- TO DO:
Reproduce every item below, substituting "Fatalities" for "Electrocutions" and leaving everything else untouched.

---------- EXCERPTED RECORDS

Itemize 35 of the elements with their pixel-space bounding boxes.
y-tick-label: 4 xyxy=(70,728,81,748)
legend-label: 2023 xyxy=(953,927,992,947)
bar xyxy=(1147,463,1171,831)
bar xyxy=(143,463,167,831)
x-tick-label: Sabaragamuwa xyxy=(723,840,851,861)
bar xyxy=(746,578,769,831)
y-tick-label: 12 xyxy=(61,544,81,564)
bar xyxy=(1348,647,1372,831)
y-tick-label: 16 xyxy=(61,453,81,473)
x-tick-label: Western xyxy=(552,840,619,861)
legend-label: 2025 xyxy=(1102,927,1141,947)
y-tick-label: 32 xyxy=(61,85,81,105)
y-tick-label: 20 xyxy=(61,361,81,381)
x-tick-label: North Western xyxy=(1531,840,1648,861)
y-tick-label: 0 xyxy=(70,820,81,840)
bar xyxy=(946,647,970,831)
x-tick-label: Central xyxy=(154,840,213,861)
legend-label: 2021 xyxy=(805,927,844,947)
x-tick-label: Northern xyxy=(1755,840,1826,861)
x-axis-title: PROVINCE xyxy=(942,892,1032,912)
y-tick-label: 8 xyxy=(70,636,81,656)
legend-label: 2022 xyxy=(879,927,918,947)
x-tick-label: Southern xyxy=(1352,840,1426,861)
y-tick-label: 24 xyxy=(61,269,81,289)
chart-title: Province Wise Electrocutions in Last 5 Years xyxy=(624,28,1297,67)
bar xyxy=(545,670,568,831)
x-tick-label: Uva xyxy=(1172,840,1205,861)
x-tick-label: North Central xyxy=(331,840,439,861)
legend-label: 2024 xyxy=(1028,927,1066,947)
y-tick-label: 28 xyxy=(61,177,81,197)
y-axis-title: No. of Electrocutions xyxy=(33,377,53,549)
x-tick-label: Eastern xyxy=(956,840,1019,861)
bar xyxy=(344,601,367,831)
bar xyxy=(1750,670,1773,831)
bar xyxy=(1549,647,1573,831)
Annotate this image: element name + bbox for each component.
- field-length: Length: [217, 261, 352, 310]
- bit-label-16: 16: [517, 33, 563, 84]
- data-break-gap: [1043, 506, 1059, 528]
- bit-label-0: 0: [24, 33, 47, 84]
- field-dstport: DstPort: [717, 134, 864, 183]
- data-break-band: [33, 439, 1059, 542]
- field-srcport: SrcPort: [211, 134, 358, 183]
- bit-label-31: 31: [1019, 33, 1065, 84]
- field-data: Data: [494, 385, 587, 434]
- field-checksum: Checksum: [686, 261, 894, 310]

--------------------

- COMPLETED TASK:
Itemize 35 of the elements with their pixel-space bounding boxes.
y-tick-label: 4 xyxy=(70,728,81,748)
legend-label: 2023 xyxy=(953,927,992,947)
bar xyxy=(1147,463,1171,831)
bar xyxy=(143,463,167,831)
x-tick-label: Sabaragamuwa xyxy=(723,840,851,861)
bar xyxy=(746,578,769,831)
y-tick-label: 12 xyxy=(61,544,81,564)
bar xyxy=(1348,647,1372,831)
y-tick-label: 16 xyxy=(61,453,81,473)
x-tick-label: Western xyxy=(552,840,619,861)
legend-label: 2025 xyxy=(1102,927,1141,947)
y-tick-label: 32 xyxy=(61,85,81,105)
y-tick-label: 20 xyxy=(61,361,81,381)
x-tick-label: North Western xyxy=(1531,840,1648,861)
y-tick-label: 0 xyxy=(70,820,81,840)
bar xyxy=(946,647,970,831)
x-tick-label: Central xyxy=(154,840,213,861)
legend-label: 2021 xyxy=(805,927,844,947)
x-tick-label: Northern xyxy=(1755,840,1826,861)
x-axis-title: PROVINCE xyxy=(942,892,1032,912)
y-tick-label: 8 xyxy=(70,636,81,656)
legend-label: 2022 xyxy=(879,927,918,947)
x-tick-label: Southern xyxy=(1352,840,1426,861)
y-tick-label: 24 xyxy=(61,269,81,289)
chart-title: Province Wise Fatalities in Last 5 Years xyxy=(624,28,1297,67)
bar xyxy=(545,670,568,831)
x-tick-label: Uva xyxy=(1172,840,1205,861)
x-tick-label: North Central xyxy=(331,840,439,861)
legend-label: 2024 xyxy=(1028,927,1066,947)
y-tick-label: 28 xyxy=(61,177,81,197)
y-axis-title: No. of Fatalities xyxy=(33,377,53,549)
x-tick-label: Eastern xyxy=(956,840,1019,861)
bar xyxy=(344,601,367,831)
bar xyxy=(1750,670,1773,831)
bar xyxy=(1549,647,1573,831)
Annotate this image: element name + bbox for each component.
- field-length: Length: [217, 261, 352, 310]
- bit-label-16: 16: [517, 33, 563, 84]
- data-break-gap: [1043, 506, 1059, 528]
- bit-label-0: 0: [24, 33, 47, 84]
- field-dstport: DstPort: [717, 134, 864, 183]
- data-break-band: [33, 439, 1059, 542]
- field-srcport: SrcPort: [211, 134, 358, 183]
- bit-label-31: 31: [1019, 33, 1065, 84]
- field-data: Data: [494, 385, 587, 434]
- field-checksum: Checksum: [686, 261, 894, 310]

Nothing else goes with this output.